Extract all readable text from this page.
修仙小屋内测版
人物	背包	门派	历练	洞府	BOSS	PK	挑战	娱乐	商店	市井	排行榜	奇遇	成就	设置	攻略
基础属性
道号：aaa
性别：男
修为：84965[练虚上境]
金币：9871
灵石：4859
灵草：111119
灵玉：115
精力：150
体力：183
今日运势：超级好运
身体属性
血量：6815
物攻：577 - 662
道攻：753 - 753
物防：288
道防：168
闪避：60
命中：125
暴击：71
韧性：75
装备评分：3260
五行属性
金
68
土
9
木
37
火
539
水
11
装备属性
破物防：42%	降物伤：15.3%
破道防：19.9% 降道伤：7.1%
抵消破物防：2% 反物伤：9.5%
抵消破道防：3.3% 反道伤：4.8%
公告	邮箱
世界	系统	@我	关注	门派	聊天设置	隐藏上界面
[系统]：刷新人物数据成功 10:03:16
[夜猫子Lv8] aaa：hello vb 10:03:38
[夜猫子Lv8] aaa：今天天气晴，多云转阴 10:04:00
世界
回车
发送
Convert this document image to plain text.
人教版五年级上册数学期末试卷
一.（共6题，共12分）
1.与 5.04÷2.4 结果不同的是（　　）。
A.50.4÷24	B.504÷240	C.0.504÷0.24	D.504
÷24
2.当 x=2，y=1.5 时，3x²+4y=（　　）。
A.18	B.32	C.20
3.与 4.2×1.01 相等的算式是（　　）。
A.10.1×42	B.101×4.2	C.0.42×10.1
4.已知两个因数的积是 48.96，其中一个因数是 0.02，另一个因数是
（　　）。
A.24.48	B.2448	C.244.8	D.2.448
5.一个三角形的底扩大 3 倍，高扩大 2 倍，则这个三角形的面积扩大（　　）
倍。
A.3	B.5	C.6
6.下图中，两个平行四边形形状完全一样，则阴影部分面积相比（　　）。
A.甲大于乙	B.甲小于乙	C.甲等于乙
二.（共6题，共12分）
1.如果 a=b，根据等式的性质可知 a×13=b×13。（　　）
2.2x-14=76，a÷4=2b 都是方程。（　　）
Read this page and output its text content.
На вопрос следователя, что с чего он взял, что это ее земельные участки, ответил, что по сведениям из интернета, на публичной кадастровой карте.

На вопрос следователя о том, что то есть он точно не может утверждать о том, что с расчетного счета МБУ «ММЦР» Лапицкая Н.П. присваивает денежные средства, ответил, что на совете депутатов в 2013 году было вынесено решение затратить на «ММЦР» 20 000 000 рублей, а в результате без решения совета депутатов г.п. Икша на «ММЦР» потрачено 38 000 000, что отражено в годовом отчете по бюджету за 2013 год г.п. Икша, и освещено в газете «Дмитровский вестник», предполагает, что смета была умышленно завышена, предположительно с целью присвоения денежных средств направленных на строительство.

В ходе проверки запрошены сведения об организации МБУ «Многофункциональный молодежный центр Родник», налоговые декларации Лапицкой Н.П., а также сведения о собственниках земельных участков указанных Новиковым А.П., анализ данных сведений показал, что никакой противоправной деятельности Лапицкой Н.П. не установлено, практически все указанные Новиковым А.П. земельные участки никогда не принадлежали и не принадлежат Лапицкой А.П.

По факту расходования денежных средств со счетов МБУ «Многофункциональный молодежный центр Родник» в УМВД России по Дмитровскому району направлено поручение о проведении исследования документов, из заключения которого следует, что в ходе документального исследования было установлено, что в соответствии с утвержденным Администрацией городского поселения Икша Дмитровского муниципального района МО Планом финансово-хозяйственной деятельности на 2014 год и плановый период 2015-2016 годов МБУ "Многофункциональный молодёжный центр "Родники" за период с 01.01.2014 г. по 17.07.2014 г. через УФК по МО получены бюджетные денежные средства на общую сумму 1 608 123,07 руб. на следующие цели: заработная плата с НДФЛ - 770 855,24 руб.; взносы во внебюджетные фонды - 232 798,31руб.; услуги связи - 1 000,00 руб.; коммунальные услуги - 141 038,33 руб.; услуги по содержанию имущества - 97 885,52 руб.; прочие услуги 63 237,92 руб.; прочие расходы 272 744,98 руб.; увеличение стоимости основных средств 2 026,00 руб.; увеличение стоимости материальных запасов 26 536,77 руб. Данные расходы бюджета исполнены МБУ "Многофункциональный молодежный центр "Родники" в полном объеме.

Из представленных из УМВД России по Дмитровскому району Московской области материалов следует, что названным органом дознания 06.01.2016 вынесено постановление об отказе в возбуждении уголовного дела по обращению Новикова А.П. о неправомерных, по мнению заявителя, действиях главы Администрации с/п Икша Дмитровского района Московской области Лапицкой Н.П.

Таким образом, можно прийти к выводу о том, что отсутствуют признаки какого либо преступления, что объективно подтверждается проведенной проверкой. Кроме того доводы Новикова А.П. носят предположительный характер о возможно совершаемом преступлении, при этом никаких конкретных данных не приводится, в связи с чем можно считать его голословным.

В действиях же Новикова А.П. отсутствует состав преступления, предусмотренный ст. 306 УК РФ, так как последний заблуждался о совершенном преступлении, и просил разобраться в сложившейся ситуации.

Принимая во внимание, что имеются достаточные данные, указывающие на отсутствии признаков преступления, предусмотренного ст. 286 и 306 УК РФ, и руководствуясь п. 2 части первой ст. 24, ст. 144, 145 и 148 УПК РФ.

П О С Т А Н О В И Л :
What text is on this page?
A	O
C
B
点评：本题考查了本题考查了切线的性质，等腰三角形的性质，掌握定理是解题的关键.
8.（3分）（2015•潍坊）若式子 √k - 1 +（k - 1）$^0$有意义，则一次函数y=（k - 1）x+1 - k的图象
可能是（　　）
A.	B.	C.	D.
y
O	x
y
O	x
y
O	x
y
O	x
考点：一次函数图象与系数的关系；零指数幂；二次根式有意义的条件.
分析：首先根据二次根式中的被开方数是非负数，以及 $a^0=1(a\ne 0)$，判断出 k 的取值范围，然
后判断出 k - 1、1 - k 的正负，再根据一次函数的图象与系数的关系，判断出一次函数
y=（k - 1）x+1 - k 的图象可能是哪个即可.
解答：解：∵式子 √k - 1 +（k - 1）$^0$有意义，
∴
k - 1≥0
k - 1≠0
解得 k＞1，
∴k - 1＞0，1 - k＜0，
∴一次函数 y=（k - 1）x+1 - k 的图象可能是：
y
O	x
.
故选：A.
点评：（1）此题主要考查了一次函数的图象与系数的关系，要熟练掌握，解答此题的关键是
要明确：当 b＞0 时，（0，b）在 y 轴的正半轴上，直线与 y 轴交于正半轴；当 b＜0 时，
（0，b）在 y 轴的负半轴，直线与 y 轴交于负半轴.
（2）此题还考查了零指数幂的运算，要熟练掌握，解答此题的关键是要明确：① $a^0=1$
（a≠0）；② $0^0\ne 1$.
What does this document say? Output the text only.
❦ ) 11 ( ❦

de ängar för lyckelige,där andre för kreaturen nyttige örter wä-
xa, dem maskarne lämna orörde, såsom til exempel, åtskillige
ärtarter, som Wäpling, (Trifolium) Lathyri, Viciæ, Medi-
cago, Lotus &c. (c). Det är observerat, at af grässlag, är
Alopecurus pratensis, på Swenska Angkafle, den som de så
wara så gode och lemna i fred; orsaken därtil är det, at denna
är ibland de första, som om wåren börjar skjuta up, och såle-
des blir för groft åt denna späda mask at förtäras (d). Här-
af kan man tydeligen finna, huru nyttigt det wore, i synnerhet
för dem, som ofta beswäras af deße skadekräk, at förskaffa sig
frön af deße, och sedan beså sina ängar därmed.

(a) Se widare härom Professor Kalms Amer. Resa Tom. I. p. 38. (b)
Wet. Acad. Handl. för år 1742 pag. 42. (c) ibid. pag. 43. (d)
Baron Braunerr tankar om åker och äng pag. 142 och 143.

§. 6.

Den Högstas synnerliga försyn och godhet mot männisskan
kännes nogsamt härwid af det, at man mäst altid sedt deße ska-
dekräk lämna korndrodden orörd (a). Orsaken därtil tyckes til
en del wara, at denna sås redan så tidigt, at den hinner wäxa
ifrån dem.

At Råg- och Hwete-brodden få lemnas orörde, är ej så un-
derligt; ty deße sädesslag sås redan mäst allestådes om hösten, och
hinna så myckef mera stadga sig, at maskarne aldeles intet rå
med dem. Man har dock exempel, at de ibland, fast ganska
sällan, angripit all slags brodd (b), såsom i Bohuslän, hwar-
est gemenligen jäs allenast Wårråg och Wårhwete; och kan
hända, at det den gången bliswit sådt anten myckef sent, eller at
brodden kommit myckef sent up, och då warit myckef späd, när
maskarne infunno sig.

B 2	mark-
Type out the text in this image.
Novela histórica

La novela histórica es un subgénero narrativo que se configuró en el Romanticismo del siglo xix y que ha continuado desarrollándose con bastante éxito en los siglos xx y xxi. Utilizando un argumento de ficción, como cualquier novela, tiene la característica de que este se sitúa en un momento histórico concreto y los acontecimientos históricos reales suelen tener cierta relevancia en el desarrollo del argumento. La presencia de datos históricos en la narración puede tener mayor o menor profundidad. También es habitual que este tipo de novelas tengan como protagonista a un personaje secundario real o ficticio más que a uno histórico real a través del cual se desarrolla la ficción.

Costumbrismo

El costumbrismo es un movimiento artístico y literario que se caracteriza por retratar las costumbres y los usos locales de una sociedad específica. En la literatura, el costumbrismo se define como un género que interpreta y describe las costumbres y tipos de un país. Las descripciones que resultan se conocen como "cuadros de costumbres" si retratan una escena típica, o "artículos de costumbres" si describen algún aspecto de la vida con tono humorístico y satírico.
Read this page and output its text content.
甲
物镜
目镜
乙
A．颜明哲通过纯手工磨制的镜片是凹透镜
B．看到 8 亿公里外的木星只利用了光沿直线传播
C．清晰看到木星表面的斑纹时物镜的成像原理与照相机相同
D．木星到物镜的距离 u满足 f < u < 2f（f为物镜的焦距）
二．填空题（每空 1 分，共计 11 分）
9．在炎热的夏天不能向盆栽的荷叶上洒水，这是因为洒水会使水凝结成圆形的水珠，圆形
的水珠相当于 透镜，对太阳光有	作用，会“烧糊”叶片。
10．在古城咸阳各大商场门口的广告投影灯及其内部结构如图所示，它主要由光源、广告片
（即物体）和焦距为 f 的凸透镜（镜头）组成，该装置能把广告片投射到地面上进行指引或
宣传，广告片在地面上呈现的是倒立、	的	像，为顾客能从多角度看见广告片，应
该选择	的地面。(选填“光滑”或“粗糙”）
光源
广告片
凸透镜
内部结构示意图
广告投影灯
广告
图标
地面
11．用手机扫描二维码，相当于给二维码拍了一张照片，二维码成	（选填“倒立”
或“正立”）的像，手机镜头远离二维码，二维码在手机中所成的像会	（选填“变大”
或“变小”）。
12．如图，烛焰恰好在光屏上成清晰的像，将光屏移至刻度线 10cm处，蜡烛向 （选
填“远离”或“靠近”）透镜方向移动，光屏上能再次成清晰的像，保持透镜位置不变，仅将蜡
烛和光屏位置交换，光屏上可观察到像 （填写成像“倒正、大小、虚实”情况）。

━━━━━━━━

Requirement:
Looking at the data above, how many lines hold the word "myckef"? Respond with the number alone.

Task answer:
3